» **Task description**
Drop all images and give the records again exactly.

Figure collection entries
========

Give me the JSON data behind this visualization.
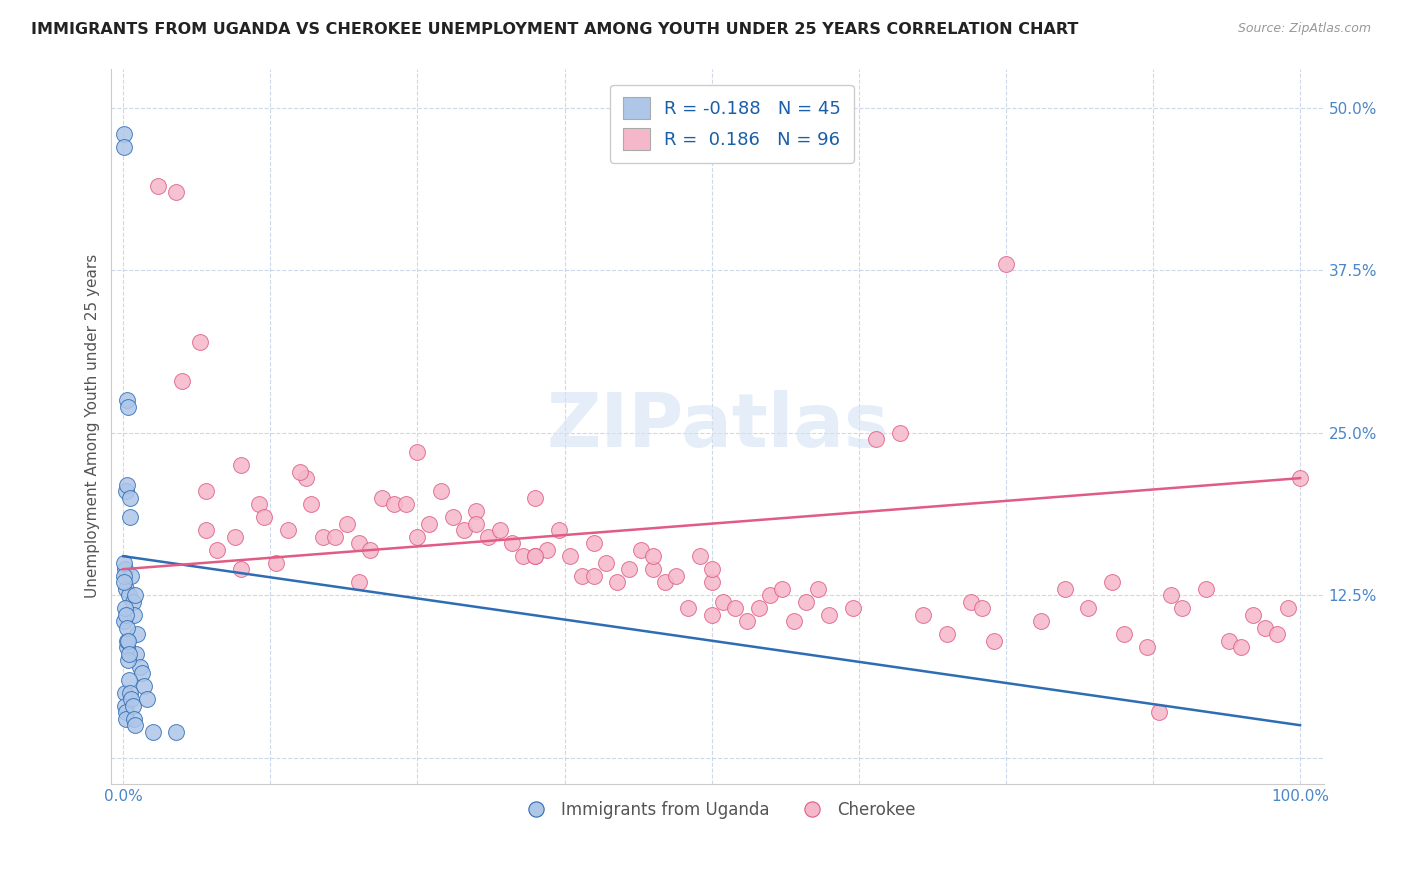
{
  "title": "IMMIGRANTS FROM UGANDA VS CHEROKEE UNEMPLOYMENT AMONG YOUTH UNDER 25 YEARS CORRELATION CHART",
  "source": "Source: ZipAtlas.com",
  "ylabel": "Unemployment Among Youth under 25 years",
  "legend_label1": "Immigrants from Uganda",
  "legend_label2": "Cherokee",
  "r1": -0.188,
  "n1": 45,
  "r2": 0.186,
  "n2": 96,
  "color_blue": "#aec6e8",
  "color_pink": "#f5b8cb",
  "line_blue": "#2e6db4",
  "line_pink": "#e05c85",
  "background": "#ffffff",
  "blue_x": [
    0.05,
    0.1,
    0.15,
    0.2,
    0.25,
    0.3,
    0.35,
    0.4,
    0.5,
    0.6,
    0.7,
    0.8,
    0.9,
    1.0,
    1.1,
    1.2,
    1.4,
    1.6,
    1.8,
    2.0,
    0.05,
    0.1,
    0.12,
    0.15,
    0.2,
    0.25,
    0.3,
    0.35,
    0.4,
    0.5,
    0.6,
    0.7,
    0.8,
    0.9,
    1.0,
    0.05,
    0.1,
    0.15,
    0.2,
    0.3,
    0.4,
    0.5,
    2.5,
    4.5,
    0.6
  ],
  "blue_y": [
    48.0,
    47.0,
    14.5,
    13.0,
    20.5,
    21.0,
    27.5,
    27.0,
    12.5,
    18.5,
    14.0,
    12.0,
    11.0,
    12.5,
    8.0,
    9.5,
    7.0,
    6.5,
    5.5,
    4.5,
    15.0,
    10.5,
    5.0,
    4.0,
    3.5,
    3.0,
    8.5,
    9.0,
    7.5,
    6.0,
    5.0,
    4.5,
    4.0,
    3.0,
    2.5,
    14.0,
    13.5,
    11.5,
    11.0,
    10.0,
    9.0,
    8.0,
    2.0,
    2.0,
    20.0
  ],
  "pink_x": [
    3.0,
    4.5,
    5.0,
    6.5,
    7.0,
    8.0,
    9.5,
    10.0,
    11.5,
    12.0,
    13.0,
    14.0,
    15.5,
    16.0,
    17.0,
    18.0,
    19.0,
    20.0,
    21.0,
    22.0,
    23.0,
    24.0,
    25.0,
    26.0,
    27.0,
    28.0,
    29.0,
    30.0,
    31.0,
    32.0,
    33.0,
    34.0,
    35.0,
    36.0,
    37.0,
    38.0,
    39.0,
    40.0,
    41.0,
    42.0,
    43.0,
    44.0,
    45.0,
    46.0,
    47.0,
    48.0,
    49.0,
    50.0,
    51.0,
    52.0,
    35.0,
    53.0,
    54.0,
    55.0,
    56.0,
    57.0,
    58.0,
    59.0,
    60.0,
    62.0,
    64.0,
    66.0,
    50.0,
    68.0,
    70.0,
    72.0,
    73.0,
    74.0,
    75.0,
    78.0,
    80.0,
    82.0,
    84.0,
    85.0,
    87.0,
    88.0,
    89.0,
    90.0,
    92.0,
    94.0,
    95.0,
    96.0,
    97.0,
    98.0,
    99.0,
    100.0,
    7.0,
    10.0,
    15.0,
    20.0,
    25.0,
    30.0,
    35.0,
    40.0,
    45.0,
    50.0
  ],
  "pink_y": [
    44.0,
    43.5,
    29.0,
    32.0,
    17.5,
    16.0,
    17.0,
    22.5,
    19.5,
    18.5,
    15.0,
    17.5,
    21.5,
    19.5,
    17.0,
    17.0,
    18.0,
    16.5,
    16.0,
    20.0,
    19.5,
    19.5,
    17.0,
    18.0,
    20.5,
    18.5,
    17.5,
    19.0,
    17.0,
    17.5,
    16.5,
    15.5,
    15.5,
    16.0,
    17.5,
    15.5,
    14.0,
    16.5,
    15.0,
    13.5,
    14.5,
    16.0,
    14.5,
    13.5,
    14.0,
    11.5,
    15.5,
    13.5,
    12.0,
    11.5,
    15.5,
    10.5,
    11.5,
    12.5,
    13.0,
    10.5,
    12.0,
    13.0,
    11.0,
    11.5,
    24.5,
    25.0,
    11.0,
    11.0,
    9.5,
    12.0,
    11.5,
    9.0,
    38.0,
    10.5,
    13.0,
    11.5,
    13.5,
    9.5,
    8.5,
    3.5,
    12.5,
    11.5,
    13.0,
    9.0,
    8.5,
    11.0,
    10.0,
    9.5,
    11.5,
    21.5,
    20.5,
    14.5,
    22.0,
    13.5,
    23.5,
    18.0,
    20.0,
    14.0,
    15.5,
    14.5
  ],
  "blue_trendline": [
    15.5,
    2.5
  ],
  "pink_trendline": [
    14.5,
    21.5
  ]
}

========

» **Correct answer**
Give me the JSON data behind this visualization.
{
  "title": "IMMIGRANTS FROM UGANDA VS CHEROKEE UNEMPLOYMENT AMONG YOUTH UNDER 25 YEARS CORRELATION CHART",
  "source": "Source: ZipAtlas.com",
  "ylabel": "Unemployment Among Youth under 25 years",
  "legend_label1": "Immigrants from Uganda",
  "legend_label2": "Cherokee",
  "r1": -0.188,
  "n1": 45,
  "r2": 0.186,
  "n2": 96,
  "color_blue": "#aec6e8",
  "color_pink": "#f5b8cb",
  "line_blue": "#2e6db4",
  "line_pink": "#e05c85",
  "background": "#ffffff",
  "blue_x": [
    0.05,
    0.1,
    0.15,
    0.2,
    0.25,
    0.3,
    0.35,
    0.4,
    0.5,
    0.6,
    0.7,
    0.8,
    0.9,
    1.0,
    1.1,
    1.2,
    1.4,
    1.6,
    1.8,
    2.0,
    0.05,
    0.1,
    0.12,
    0.15,
    0.2,
    0.25,
    0.3,
    0.35,
    0.4,
    0.5,
    0.6,
    0.7,
    0.8,
    0.9,
    1.0,
    0.05,
    0.1,
    0.15,
    0.2,
    0.3,
    0.4,
    0.5,
    2.5,
    4.5,
    0.6
  ],
  "blue_y": [
    48.0,
    47.0,
    14.5,
    13.0,
    20.5,
    21.0,
    27.5,
    27.0,
    12.5,
    18.5,
    14.0,
    12.0,
    11.0,
    12.5,
    8.0,
    9.5,
    7.0,
    6.5,
    5.5,
    4.5,
    15.0,
    10.5,
    5.0,
    4.0,
    3.5,
    3.0,
    8.5,
    9.0,
    7.5,
    6.0,
    5.0,
    4.5,
    4.0,
    3.0,
    2.5,
    14.0,
    13.5,
    11.5,
    11.0,
    10.0,
    9.0,
    8.0,
    2.0,
    2.0,
    20.0
  ],
  "pink_x": [
    3.0,
    4.5,
    5.0,
    6.5,
    7.0,
    8.0,
    9.5,
    10.0,
    11.5,
    12.0,
    13.0,
    14.0,
    15.5,
    16.0,
    17.0,
    18.0,
    19.0,
    20.0,
    21.0,
    22.0,
    23.0,
    24.0,
    25.0,
    26.0,
    27.0,
    28.0,
    29.0,
    30.0,
    31.0,
    32.0,
    33.0,
    34.0,
    35.0,
    36.0,
    37.0,
    38.0,
    39.0,
    40.0,
    41.0,
    42.0,
    43.0,
    44.0,
    45.0,
    46.0,
    47.0,
    48.0,
    49.0,
    50.0,
    51.0,
    52.0,
    35.0,
    53.0,
    54.0,
    55.0,
    56.0,
    57.0,
    58.0,
    59.0,
    60.0,
    62.0,
    64.0,
    66.0,
    50.0,
    68.0,
    70.0,
    72.0,
    73.0,
    74.0,
    75.0,
    78.0,
    80.0,
    82.0,
    84.0,
    85.0,
    87.0,
    88.0,
    89.0,
    90.0,
    92.0,
    94.0,
    95.0,
    96.0,
    97.0,
    98.0,
    99.0,
    100.0,
    7.0,
    10.0,
    15.0,
    20.0,
    25.0,
    30.0,
    35.0,
    40.0,
    45.0,
    50.0
  ],
  "pink_y": [
    44.0,
    43.5,
    29.0,
    32.0,
    17.5,
    16.0,
    17.0,
    22.5,
    19.5,
    18.5,
    15.0,
    17.5,
    21.5,
    19.5,
    17.0,
    17.0,
    18.0,
    16.5,
    16.0,
    20.0,
    19.5,
    19.5,
    17.0,
    18.0,
    20.5,
    18.5,
    17.5,
    19.0,
    17.0,
    17.5,
    16.5,
    15.5,
    15.5,
    16.0,
    17.5,
    15.5,
    14.0,
    16.5,
    15.0,
    13.5,
    14.5,
    16.0,
    14.5,
    13.5,
    14.0,
    11.5,
    15.5,
    13.5,
    12.0,
    11.5,
    15.5,
    10.5,
    11.5,
    12.5,
    13.0,
    10.5,
    12.0,
    13.0,
    11.0,
    11.5,
    24.5,
    25.0,
    11.0,
    11.0,
    9.5,
    12.0,
    11.5,
    9.0,
    38.0,
    10.5,
    13.0,
    11.5,
    13.5,
    9.5,
    8.5,
    3.5,
    12.5,
    11.5,
    13.0,
    9.0,
    8.5,
    11.0,
    10.0,
    9.5,
    11.5,
    21.5,
    20.5,
    14.5,
    22.0,
    13.5,
    23.5,
    18.0,
    20.0,
    14.0,
    15.5,
    14.5
  ],
  "blue_trendline": [
    15.5,
    2.5
  ],
  "pink_trendline": [
    14.5,
    21.5
  ]
}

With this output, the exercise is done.